> [Exercise instructions] Reproduce the records exactly.

---- Provided data

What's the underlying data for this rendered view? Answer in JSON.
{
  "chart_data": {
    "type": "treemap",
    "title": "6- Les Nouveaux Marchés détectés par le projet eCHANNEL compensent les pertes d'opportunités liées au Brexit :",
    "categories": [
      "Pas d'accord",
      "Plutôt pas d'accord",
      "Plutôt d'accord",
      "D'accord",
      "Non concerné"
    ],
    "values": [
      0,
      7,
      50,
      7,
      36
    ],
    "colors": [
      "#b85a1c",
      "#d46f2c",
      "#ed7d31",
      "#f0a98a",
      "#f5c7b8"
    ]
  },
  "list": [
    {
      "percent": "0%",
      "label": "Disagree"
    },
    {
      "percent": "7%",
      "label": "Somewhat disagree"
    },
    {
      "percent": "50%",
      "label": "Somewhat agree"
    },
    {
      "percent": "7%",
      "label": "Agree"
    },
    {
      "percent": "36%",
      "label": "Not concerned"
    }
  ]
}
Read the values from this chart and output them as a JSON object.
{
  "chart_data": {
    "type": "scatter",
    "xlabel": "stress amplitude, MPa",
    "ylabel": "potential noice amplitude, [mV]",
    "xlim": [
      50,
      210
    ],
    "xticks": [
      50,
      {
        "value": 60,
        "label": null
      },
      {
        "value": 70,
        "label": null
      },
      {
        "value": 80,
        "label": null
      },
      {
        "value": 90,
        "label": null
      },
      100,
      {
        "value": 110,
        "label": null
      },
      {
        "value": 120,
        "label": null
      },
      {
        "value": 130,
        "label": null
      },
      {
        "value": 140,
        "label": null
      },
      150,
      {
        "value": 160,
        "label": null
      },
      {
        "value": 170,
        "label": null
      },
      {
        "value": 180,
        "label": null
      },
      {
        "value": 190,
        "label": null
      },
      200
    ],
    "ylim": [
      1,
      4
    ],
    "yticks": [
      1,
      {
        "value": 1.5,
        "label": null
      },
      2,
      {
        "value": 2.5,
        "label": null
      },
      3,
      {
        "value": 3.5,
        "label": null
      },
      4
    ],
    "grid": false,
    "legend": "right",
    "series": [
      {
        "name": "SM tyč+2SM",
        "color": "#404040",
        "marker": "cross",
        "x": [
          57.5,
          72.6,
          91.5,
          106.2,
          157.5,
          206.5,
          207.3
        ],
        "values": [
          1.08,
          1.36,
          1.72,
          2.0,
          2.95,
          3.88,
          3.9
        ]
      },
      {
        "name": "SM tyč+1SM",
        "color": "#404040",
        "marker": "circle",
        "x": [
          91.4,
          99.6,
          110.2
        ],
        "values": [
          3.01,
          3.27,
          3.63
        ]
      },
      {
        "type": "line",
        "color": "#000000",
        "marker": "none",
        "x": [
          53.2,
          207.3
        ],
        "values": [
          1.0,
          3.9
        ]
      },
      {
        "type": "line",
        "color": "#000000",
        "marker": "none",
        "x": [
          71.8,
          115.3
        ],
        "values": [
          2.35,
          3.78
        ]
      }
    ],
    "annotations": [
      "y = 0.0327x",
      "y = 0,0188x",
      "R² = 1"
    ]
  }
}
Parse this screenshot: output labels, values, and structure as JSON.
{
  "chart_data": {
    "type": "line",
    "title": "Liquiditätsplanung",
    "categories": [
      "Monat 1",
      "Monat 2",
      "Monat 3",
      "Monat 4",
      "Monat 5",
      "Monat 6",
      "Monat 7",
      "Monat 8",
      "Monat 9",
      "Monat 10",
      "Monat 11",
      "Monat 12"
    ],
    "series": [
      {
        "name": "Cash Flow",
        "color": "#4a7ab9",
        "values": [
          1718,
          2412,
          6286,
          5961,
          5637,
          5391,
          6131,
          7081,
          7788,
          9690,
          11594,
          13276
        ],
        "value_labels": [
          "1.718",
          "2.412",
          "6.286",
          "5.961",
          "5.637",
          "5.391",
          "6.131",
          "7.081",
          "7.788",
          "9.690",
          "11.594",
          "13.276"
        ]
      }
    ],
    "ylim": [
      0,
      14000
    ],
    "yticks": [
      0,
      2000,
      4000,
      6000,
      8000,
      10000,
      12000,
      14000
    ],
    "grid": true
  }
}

--------

> [Correct result]
What's the underlying data for this rendered view? Answer in JSON.
{
  "chart_data": {
    "type": "treemap",
    "title": "6- Les Nouveaux Marchés détectés par le projet eCHANNEL compensent les pertes d'opportunités liées au Brexit :",
    "categories": [
      "Pas d'accord",
      "Plutôt pas d'accord",
      "Plutôt d'accord",
      "D'accord",
      "Non concerné"
    ],
    "values": [
      0,
      7,
      50,
      7,
      36
    ],
    "colors": [
      "#b85a1c",
      "#d46f2c",
      "#ed7d31",
      "#f0a98a",
      "#f5c7b8"
    ]
  },
  "list": [
    {
      "percent": "0%",
      "label": "Disagree"
    },
    {
      "percent": "7%",
      "label": "Somewhat disagree"
    },
    {
      "percent": "50%",
      "label": "Somewhat agree"
    },
    {
      "percent": "7%",
      "label": "Agree"
    },
    {
      "percent": "36%",
      "label": "Not concerned"
    }
  ]
}
Read the values from this chart and output them as a JSON object.
{
  "chart_data": {
    "type": "scatter",
    "xlabel": "stress amplitude, MPa",
    "ylabel": "potential noice amplitude, [mV]",
    "xlim": [
      50,
      210
    ],
    "xticks": [
      50,
      {
        "value": 60,
        "label": null
      },
      {
        "value": 70,
        "label": null
      },
      {
        "value": 80,
        "label": null
      },
      {
        "value": 90,
        "label": null
      },
      100,
      {
        "value": 110,
        "label": null
      },
      {
        "value": 120,
        "label": null
      },
      {
        "value": 130,
        "label": null
      },
      {
        "value": 140,
        "label": null
      },
      150,
      {
        "value": 160,
        "label": null
      },
      {
        "value": 170,
        "label": null
      },
      {
        "value": 180,
        "label": null
      },
      {
        "value": 190,
        "label": null
      },
      200
    ],
    "ylim": [
      1,
      4
    ],
    "yticks": [
      1,
      {
        "value": 1.5,
        "label": null
      },
      2,
      {
        "value": 2.5,
        "label": null
      },
      3,
      {
        "value": 3.5,
        "label": null
      },
      4
    ],
    "grid": false,
    "legend": "right",
    "series": [
      {
        "name": "SM tyč+2SM",
        "color": "#404040",
        "marker": "cross",
        "x": [
          57.5,
          72.6,
          91.5,
          106.2,
          157.5,
          206.5,
          207.3
        ],
        "values": [
          1.08,
          1.36,
          1.72,
          2.0,
          2.95,
          3.88,
          3.9
        ]
      },
      {
        "name": "SM tyč+1SM",
        "color": "#404040",
        "marker": "circle",
        "x": [
          91.4,
          99.6,
          110.2
        ],
        "values": [
          3.01,
          3.27,
          3.63
        ]
      },
      {
        "type": "line",
        "color": "#000000",
        "marker": "none",
        "x": [
          53.2,
          207.3
        ],
        "values": [
          1.0,
          3.9
        ]
      },
      {
        "type": "line",
        "color": "#000000",
        "marker": "none",
        "x": [
          71.8,
          115.3
        ],
        "values": [
          2.35,
          3.78
        ]
      }
    ],
    "annotations": [
      "y = 0.0327x",
      "y = 0,0188x",
      "R² = 1"
    ]
  }
}
Parse this screenshot: output labels, values, and structure as JSON.
{
  "chart_data": {
    "type": "line",
    "title": "Liquiditätsplanung",
    "categories": [
      "Monat 1",
      "Monat 2",
      "Monat 3",
      "Monat 4",
      "Monat 5",
      "Monat 6",
      "Monat 7",
      "Monat 8",
      "Monat 9",
      "Monat 10",
      "Monat 11",
      "Monat 12"
    ],
    "series": [
      {
        "name": "Cash Flow",
        "color": "#4a7ab9",
        "values": [
          1718,
          2412,
          6286,
          5961,
          5637,
          5391,
          6131,
          7081,
          7788,
          9690,
          11594,
          13276
        ],
        "value_labels": [
          "1.718",
          "2.412",
          "6.286",
          "5.961",
          "5.637",
          "5.391",
          "6.131",
          "7.081",
          "7.788",
          "9.690",
          "11.594",
          "13.276"
        ]
      }
    ],
    "ylim": [
      0,
      14000
    ],
    "yticks": [
      0,
      2000,
      4000,
      6000,
      8000,
      10000,
      12000,
      14000
    ],
    "grid": true
  }
}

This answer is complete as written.